◆ WHAT YOU ARE ASKED TO DO: From the listing below, pull each line that includes "Competency".

• • • •

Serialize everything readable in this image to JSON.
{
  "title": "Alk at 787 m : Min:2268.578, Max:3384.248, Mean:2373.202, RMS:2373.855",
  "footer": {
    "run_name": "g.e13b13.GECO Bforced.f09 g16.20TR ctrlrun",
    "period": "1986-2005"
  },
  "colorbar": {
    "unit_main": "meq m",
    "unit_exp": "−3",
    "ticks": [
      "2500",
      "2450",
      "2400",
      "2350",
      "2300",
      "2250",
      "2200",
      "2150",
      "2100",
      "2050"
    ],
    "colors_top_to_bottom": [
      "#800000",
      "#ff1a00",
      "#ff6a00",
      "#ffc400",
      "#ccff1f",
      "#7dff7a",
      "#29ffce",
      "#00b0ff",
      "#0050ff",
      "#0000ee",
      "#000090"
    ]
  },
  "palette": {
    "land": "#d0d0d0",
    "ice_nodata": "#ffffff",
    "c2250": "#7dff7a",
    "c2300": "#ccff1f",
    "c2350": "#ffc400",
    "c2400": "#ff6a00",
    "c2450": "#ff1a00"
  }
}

• • • •

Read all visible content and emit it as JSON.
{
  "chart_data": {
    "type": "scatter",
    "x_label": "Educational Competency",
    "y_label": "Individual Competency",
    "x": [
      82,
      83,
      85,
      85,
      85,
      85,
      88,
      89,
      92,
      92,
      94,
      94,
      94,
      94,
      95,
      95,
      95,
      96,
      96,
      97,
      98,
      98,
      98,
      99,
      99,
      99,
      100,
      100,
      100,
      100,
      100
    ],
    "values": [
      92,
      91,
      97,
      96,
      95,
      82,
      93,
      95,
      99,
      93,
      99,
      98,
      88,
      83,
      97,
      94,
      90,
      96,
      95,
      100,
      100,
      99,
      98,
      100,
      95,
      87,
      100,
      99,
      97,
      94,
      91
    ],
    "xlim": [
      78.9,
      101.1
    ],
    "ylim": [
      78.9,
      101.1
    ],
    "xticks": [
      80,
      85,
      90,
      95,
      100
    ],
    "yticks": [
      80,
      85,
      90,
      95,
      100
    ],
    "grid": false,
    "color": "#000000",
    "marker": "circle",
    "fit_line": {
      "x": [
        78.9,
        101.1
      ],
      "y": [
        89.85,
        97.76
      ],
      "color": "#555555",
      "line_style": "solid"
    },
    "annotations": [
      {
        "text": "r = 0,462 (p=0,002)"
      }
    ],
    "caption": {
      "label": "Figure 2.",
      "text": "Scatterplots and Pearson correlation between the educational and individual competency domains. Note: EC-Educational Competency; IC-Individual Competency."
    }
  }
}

• • • •

◆ COMPLETE RESPONSE:
    "x_label": "Educational Competency",
    "y_label": "Individual Competency",
      "text": "Scatterplots and Pearson correlation between the educational and individual competency domains. Note: EC-Educational Competency; IC-Individual Competency."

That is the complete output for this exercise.